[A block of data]
#####

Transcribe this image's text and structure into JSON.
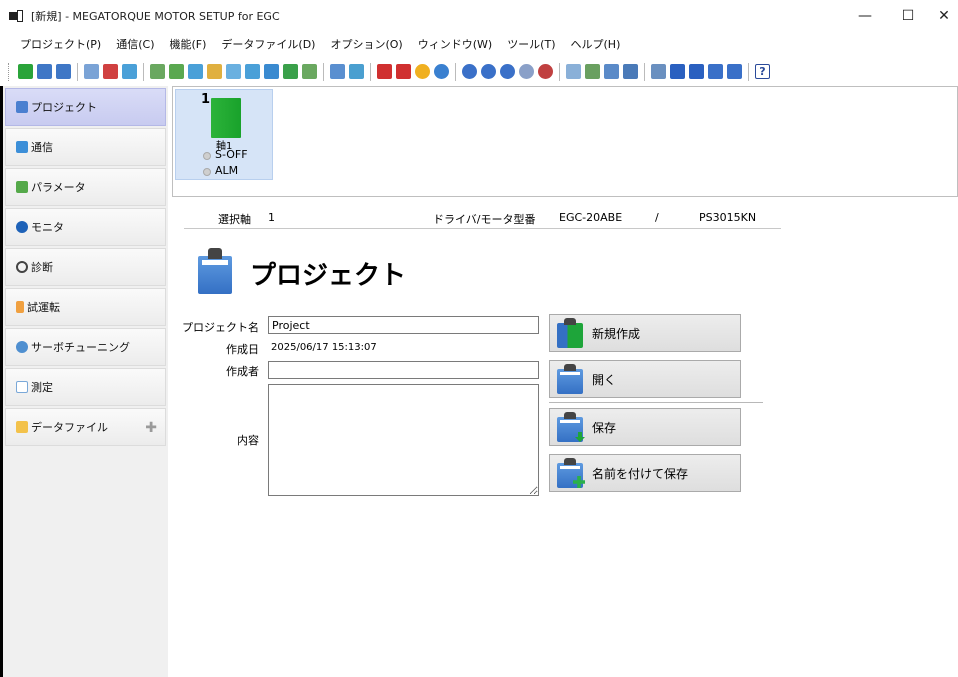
{
  "window": {
    "title": "[新規] - MEGATORQUE MOTOR SETUP for EGC",
    "minimize": "—",
    "maximize": "☐",
    "close": "✕"
  },
  "menu": [
    "プロジェクト(P)",
    "通信(C)",
    "機能(F)",
    "データファイル(D)",
    "オプション(O)",
    "ウィンドウ(W)",
    "ツール(T)",
    "ヘルプ(H)"
  ],
  "toolbar_icons": [
    "project-new-icon",
    "project-open-icon",
    "project-save-icon",
    "connect-icon",
    "disconnect-icon",
    "comm-settings-icon",
    "param-read-icon",
    "param-write-icon",
    "param-compare-icon",
    "param-edit-icon",
    "param-init-icon",
    "param-backup-icon",
    "param-upload-icon",
    "param-download-icon",
    "param-copy-icon",
    "monitor-icon",
    "io-monitor-icon",
    "alarm-icon",
    "alarm-history-icon",
    "warning-icon",
    "network-icon",
    "jog-icon",
    "program-icon",
    "positioning-icon",
    "home-return-icon",
    "test-run-icon",
    "waveform-icon",
    "measurement-icon",
    "frequency-icon",
    "graph-icon",
    "tuning-icon",
    "servo-on-icon",
    "servo-off-icon",
    "user-icon",
    "settings-icon",
    "help-icon"
  ],
  "sidebar": {
    "items": [
      {
        "label": "プロジェクト",
        "icon": "clipboard-icon",
        "color": "#4a7fd0"
      },
      {
        "label": "通信",
        "icon": "communication-icon",
        "color": "#3c8fd8"
      },
      {
        "label": "パラメータ",
        "icon": "parameter-icon",
        "color": "#55a94a"
      },
      {
        "label": "モニタ",
        "icon": "monitor-icon",
        "color": "#1e62b8"
      },
      {
        "label": "診断",
        "icon": "magnifier-icon",
        "color": "#444444"
      },
      {
        "label": "試運転",
        "icon": "hand-icon",
        "color": "#f0a040"
      },
      {
        "label": "サーボチューニング",
        "icon": "gears-icon",
        "color": "#4f8fd0"
      },
      {
        "label": "測定",
        "icon": "measurement-icon",
        "color": "#7aa8d8"
      },
      {
        "label": "データファイル",
        "icon": "folder-icon",
        "color": "#f3c24b"
      }
    ],
    "plus": "✚"
  },
  "axis": {
    "number": "1",
    "name": "軸1",
    "status1": "S-OFF",
    "status2": "ALM"
  },
  "info": {
    "selected_axis_label": "選択軸",
    "selected_axis_value": "1",
    "model_label": "ドライバ/モータ型番",
    "driver_model": "EGC-20ABE",
    "slash": "/",
    "motor_model": "PS3015KN"
  },
  "page_title": "プロジェクト",
  "form": {
    "project_name_label": "プロジェクト名",
    "project_name_value": "Project",
    "created_label": "作成日",
    "created_value": "2025/06/17 15:13:07",
    "author_label": "作成者",
    "author_value": "",
    "content_label": "内容",
    "content_value": ""
  },
  "actions": {
    "new": "新規作成",
    "open": "開く",
    "save": "保存",
    "save_as": "名前を付けて保存"
  }
}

#####

# EXERCISE
Repeat the data exactly, dropping every picture it holds.

# RESPONSE
Transcribe this image's text and structure into JSON.
{
  "window": {
    "title": "[新規] - MEGATORQUE MOTOR SETUP for EGC",
    "minimize": "—",
    "maximize": "☐",
    "close": "✕"
  },
  "menu": [
    "プロジェクト(P)",
    "通信(C)",
    "機能(F)",
    "データファイル(D)",
    "オプション(O)",
    "ウィンドウ(W)",
    "ツール(T)",
    "ヘルプ(H)"
  ],
  "toolbar_icons": [
    "project-new-icon",
    "project-open-icon",
    "project-save-icon",
    "connect-icon",
    "disconnect-icon",
    "comm-settings-icon",
    "param-read-icon",
    "param-write-icon",
    "param-compare-icon",
    "param-edit-icon",
    "param-init-icon",
    "param-backup-icon",
    "param-upload-icon",
    "param-download-icon",
    "param-copy-icon",
    "monitor-icon",
    "io-monitor-icon",
    "alarm-icon",
    "alarm-history-icon",
    "warning-icon",
    "network-icon",
    "jog-icon",
    "program-icon",
    "positioning-icon",
    "home-return-icon",
    "test-run-icon",
    "waveform-icon",
    "measurement-icon",
    "frequency-icon",
    "graph-icon",
    "tuning-icon",
    "servo-on-icon",
    "servo-off-icon",
    "user-icon",
    "settings-icon",
    "help-icon"
  ],
  "sidebar": {
    "items": [
      {
        "label": "プロジェクト",
        "icon": "clipboard-icon",
        "color": "#4a7fd0"
      },
      {
        "label": "通信",
        "icon": "communication-icon",
        "color": "#3c8fd8"
      },
      {
        "label": "パラメータ",
        "icon": "parameter-icon",
        "color": "#55a94a"
      },
      {
        "label": "モニタ",
        "icon": "monitor-icon",
        "color": "#1e62b8"
      },
      {
        "label": "診断",
        "icon": "magnifier-icon",
        "color": "#444444"
      },
      {
        "label": "試運転",
        "icon": "hand-icon",
        "color": "#f0a040"
      },
      {
        "label": "サーボチューニング",
        "icon": "gears-icon",
        "color": "#4f8fd0"
      },
      {
        "label": "測定",
        "icon": "measurement-icon",
        "color": "#7aa8d8"
      },
      {
        "label": "データファイル",
        "icon": "folder-icon",
        "color": "#f3c24b"
      }
    ],
    "plus": "✚"
  },
  "axis": {
    "number": "1",
    "name": "軸1",
    "status1": "S-OFF",
    "status2": "ALM"
  },
  "info": {
    "selected_axis_label": "選択軸",
    "selected_axis_value": "1",
    "model_label": "ドライバ/モータ型番",
    "driver_model": "EGC-20ABE",
    "slash": "/",
    "motor_model": "PS3015KN"
  },
  "page_title": "プロジェクト",
  "form": {
    "project_name_label": "プロジェクト名",
    "project_name_value": "Project",
    "created_label": "作成日",
    "created_value": "2025/06/17 15:13:07",
    "author_label": "作成者",
    "author_value": "",
    "content_label": "内容",
    "content_value": ""
  },
  "actions": {
    "new": "新規作成",
    "open": "開く",
    "save": "保存",
    "save_as": "名前を付けて保存"
  }
}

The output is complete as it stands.